- _Set exercise_: Copy out every line that contains the word "Hospital".

-- BEGIN --

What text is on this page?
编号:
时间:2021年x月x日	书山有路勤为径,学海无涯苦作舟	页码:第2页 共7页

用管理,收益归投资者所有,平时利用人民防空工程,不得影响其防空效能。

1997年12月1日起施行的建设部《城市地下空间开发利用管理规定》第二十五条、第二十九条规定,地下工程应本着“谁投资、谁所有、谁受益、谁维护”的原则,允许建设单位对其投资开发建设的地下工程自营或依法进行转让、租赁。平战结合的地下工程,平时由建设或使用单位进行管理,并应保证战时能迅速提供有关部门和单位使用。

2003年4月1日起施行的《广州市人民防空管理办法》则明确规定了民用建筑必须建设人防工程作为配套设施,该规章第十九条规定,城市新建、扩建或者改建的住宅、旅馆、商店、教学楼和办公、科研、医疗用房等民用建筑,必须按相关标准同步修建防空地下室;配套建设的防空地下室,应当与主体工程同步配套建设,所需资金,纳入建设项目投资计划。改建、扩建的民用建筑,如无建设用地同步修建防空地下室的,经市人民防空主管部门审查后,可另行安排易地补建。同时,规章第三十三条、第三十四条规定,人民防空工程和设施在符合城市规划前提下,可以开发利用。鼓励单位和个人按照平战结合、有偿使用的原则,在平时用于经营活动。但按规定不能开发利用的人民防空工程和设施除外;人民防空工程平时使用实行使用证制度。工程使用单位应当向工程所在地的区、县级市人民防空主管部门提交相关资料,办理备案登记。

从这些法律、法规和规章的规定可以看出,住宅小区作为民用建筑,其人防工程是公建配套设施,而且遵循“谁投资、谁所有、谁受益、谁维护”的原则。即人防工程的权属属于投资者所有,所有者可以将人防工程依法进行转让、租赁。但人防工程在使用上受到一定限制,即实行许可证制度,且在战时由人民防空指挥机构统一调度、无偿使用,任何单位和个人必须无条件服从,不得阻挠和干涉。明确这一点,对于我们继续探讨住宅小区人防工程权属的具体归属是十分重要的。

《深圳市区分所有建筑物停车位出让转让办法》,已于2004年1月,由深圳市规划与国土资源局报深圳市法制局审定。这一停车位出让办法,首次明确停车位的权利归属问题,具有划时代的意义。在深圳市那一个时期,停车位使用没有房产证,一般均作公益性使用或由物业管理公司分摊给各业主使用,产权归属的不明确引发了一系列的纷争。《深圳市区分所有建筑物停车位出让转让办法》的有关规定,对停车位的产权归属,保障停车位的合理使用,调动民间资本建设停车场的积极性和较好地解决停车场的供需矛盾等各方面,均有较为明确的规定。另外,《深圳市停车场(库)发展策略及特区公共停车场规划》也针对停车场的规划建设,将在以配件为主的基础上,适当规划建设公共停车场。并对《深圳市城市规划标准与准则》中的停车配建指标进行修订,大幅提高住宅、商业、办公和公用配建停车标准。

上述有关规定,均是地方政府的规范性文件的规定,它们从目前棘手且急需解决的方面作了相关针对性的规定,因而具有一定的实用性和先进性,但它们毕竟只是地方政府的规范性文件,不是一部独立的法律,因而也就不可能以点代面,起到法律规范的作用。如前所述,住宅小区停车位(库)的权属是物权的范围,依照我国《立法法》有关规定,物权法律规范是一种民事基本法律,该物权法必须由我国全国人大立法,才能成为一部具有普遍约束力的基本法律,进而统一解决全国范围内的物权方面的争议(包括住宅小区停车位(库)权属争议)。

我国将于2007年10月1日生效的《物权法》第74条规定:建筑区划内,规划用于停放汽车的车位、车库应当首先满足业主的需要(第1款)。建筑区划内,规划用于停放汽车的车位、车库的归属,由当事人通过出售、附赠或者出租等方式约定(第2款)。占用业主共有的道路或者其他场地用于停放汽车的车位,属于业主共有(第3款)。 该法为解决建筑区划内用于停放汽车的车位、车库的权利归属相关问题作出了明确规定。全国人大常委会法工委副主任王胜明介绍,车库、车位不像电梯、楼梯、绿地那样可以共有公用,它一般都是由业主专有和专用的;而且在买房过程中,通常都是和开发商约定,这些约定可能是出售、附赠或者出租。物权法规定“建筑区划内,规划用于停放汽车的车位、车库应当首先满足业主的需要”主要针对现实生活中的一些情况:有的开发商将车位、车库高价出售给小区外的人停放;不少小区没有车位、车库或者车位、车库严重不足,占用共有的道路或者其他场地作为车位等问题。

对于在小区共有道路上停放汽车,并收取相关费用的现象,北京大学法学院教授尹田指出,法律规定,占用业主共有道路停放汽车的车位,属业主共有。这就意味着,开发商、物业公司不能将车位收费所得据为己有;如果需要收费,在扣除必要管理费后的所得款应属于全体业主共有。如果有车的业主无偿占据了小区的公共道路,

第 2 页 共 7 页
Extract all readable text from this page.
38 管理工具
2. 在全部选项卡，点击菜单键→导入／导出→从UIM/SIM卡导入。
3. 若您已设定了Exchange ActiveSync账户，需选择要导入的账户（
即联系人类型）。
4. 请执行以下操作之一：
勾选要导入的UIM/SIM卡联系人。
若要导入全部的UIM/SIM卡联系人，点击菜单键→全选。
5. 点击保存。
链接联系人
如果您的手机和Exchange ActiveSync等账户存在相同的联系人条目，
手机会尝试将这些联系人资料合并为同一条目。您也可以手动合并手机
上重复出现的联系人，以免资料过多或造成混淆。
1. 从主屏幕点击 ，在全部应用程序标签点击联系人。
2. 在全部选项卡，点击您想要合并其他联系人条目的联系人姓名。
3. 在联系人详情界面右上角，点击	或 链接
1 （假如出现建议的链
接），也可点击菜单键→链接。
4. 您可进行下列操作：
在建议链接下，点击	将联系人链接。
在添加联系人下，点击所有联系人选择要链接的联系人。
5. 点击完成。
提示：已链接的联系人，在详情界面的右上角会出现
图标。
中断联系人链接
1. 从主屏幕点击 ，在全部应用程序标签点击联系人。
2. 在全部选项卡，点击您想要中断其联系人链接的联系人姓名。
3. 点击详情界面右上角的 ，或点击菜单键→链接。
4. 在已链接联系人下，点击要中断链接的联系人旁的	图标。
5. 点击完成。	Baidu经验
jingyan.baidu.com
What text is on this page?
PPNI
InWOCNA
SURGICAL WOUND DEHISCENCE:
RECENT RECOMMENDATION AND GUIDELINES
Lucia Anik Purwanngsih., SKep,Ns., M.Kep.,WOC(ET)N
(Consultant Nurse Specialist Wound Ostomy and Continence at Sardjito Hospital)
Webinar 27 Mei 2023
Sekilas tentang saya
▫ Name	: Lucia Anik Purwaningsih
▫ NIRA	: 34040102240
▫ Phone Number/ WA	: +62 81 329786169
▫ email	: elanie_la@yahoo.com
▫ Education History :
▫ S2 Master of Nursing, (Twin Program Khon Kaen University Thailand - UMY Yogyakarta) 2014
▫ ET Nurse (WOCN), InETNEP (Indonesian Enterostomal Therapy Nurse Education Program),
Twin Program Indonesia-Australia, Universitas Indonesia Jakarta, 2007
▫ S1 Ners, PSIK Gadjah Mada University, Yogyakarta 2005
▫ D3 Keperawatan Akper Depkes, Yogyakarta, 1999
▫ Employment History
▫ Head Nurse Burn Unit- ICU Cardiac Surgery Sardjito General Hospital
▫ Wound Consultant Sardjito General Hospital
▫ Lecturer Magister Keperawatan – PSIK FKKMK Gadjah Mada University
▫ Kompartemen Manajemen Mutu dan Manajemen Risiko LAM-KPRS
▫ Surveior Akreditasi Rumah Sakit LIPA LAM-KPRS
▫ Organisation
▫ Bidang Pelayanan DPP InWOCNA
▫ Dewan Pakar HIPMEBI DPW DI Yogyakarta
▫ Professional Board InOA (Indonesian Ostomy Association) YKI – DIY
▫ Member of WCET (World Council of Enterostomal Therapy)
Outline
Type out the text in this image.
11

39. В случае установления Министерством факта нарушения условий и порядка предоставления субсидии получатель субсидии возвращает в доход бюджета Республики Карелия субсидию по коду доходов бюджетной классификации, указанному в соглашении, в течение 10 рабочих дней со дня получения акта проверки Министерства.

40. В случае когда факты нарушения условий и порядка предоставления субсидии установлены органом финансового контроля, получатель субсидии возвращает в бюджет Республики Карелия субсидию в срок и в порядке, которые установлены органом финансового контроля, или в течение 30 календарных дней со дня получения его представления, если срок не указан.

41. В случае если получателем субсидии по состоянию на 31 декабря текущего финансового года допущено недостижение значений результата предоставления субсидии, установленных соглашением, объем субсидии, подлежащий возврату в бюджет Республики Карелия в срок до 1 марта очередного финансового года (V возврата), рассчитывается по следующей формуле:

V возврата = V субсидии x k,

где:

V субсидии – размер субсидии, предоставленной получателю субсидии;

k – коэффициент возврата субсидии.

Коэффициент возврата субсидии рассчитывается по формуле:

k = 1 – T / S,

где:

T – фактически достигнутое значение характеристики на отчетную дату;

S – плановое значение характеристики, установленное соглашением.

-- END --

- _Answer in full_:
(Consultant Nurse Specialist Wound Ostomy and Continence at Sardjito Hospital)
▫ Head Nurse Burn Unit- ICU Cardiac Surgery Sardjito General Hospital
▫ Wound Consultant Sardjito General Hospital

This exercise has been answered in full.